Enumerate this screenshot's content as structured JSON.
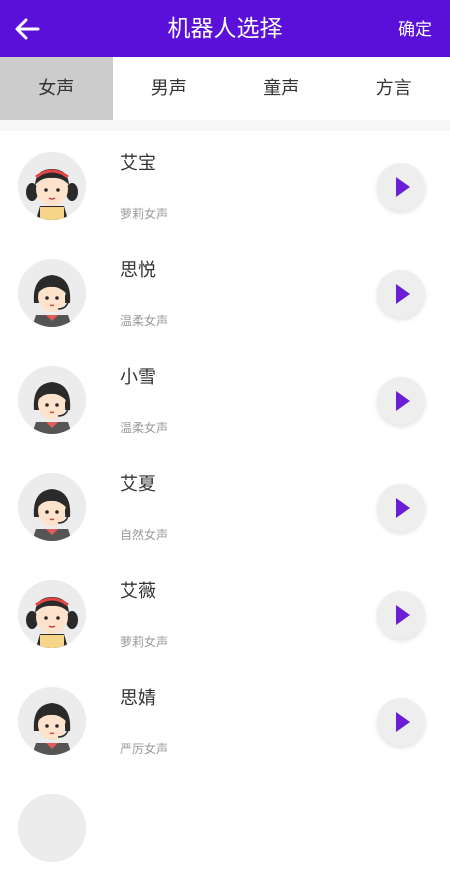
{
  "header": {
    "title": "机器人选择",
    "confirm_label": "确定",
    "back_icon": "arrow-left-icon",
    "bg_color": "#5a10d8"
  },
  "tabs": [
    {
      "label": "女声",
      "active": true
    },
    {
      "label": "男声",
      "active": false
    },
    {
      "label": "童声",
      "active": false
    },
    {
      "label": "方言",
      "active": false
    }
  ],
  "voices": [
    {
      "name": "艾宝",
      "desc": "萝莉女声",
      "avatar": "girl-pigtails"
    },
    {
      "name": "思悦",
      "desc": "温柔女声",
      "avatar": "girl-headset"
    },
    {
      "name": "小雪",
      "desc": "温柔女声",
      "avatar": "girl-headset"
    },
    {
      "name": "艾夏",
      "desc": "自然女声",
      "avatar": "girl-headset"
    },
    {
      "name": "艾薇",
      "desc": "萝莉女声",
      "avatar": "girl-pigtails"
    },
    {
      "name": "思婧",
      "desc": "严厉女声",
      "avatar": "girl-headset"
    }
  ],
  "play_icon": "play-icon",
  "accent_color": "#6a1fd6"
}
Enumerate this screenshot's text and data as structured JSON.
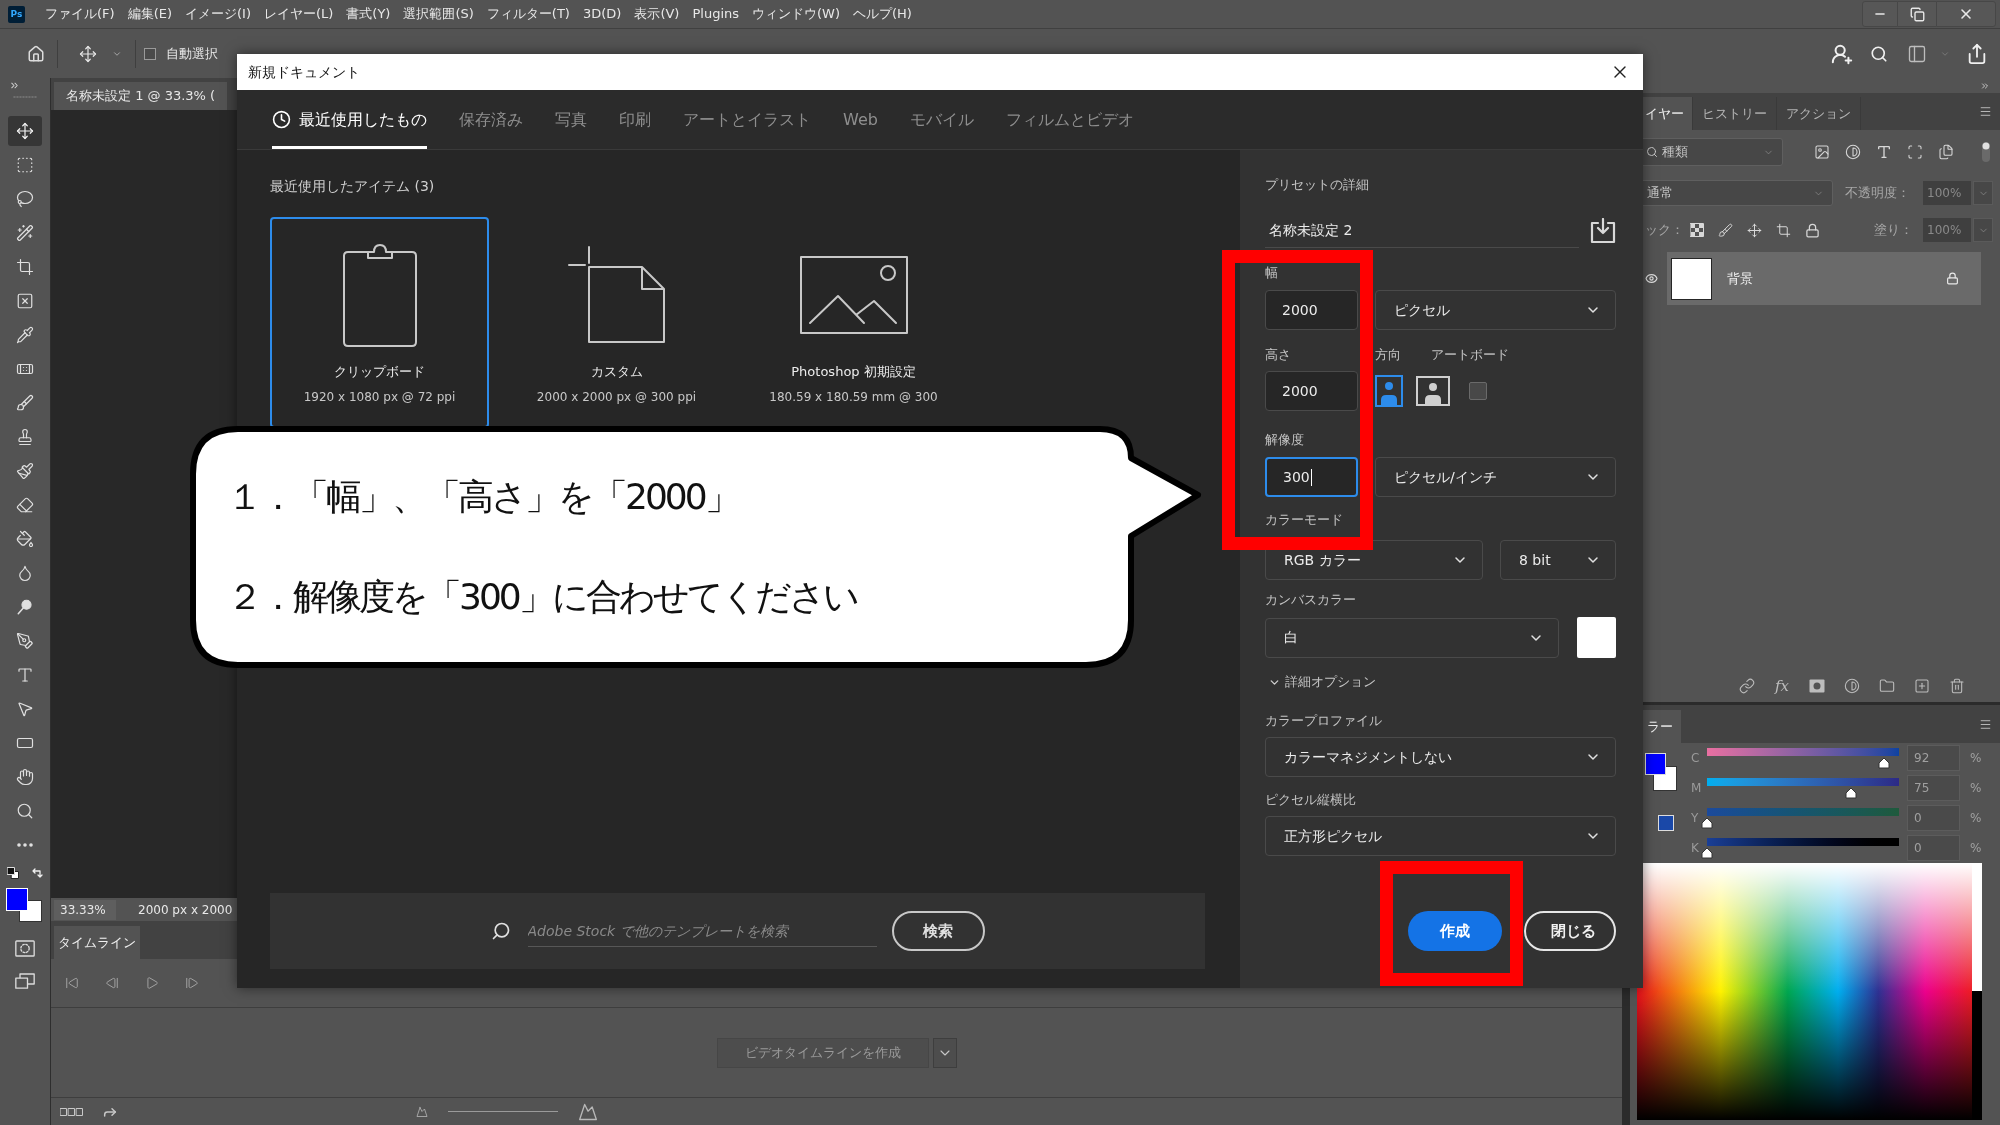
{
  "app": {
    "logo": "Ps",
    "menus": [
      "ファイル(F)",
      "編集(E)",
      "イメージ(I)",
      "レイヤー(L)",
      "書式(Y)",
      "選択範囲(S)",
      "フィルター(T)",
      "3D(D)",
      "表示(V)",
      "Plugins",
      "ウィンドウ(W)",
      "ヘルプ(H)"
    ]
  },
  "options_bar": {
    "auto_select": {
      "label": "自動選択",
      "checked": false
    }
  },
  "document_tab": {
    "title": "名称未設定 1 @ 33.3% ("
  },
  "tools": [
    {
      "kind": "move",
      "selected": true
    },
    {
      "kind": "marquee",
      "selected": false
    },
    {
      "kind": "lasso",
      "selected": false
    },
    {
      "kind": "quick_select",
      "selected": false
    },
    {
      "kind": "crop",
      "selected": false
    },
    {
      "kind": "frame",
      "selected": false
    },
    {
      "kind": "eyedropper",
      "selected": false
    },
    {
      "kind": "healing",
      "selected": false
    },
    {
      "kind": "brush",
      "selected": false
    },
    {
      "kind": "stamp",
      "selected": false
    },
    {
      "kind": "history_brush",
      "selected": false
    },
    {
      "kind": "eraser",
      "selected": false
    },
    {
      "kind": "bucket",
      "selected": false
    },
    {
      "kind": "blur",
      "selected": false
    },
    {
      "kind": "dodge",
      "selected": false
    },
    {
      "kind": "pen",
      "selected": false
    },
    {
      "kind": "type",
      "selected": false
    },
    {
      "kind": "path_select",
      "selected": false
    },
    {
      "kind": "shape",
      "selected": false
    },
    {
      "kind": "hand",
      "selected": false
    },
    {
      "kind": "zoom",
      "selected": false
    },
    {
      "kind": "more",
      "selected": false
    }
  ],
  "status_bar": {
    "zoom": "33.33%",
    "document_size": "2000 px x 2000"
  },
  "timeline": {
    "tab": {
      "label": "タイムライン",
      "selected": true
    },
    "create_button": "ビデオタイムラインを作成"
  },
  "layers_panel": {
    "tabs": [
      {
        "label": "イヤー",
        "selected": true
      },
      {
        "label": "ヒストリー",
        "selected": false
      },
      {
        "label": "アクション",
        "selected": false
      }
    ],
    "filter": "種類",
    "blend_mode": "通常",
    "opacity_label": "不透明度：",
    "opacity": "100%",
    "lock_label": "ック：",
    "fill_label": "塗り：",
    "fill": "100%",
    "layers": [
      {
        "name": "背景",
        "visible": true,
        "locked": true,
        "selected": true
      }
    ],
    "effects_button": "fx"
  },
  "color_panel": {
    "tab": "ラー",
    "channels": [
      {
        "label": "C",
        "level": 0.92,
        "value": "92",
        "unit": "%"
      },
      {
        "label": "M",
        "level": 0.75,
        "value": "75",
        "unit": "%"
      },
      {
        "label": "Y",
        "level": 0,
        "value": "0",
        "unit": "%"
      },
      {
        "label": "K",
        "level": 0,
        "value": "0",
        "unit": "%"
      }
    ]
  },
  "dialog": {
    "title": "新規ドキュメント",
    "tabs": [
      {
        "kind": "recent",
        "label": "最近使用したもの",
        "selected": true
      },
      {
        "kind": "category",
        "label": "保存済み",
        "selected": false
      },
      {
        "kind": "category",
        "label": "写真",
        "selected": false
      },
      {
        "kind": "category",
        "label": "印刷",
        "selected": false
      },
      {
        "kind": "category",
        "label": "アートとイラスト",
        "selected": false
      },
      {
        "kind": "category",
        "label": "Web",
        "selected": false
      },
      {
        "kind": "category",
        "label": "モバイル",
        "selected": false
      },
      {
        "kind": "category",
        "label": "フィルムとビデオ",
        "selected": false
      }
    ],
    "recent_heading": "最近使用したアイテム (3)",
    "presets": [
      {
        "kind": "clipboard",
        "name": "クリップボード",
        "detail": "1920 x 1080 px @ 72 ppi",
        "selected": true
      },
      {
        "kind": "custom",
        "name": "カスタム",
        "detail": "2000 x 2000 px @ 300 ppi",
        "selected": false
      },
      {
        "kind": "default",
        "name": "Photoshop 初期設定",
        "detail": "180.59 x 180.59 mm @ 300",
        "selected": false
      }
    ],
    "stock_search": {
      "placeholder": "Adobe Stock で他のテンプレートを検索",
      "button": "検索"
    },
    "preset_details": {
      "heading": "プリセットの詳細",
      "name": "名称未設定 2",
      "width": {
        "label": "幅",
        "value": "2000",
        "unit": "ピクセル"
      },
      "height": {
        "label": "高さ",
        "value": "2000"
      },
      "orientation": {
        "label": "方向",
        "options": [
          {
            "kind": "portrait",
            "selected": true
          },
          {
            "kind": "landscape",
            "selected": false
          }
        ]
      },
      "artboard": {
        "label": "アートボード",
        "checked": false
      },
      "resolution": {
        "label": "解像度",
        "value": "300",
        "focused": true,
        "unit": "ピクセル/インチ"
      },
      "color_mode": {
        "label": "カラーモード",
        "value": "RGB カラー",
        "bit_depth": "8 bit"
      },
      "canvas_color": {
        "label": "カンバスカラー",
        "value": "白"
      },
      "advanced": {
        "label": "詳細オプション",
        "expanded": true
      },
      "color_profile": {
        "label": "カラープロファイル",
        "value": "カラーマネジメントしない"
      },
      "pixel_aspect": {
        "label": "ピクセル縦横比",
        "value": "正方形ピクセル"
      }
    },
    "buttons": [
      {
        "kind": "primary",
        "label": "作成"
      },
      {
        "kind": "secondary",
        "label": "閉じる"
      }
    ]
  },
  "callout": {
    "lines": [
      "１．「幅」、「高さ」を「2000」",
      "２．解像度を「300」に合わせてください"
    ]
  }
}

--- SHORT TASK ---
Pull every line holding "structured" out of the records.

--- RESULT ---
Enumerate this screenshot's content as structured JSON.
Enumerate this screenshot's text and data as structured JSON.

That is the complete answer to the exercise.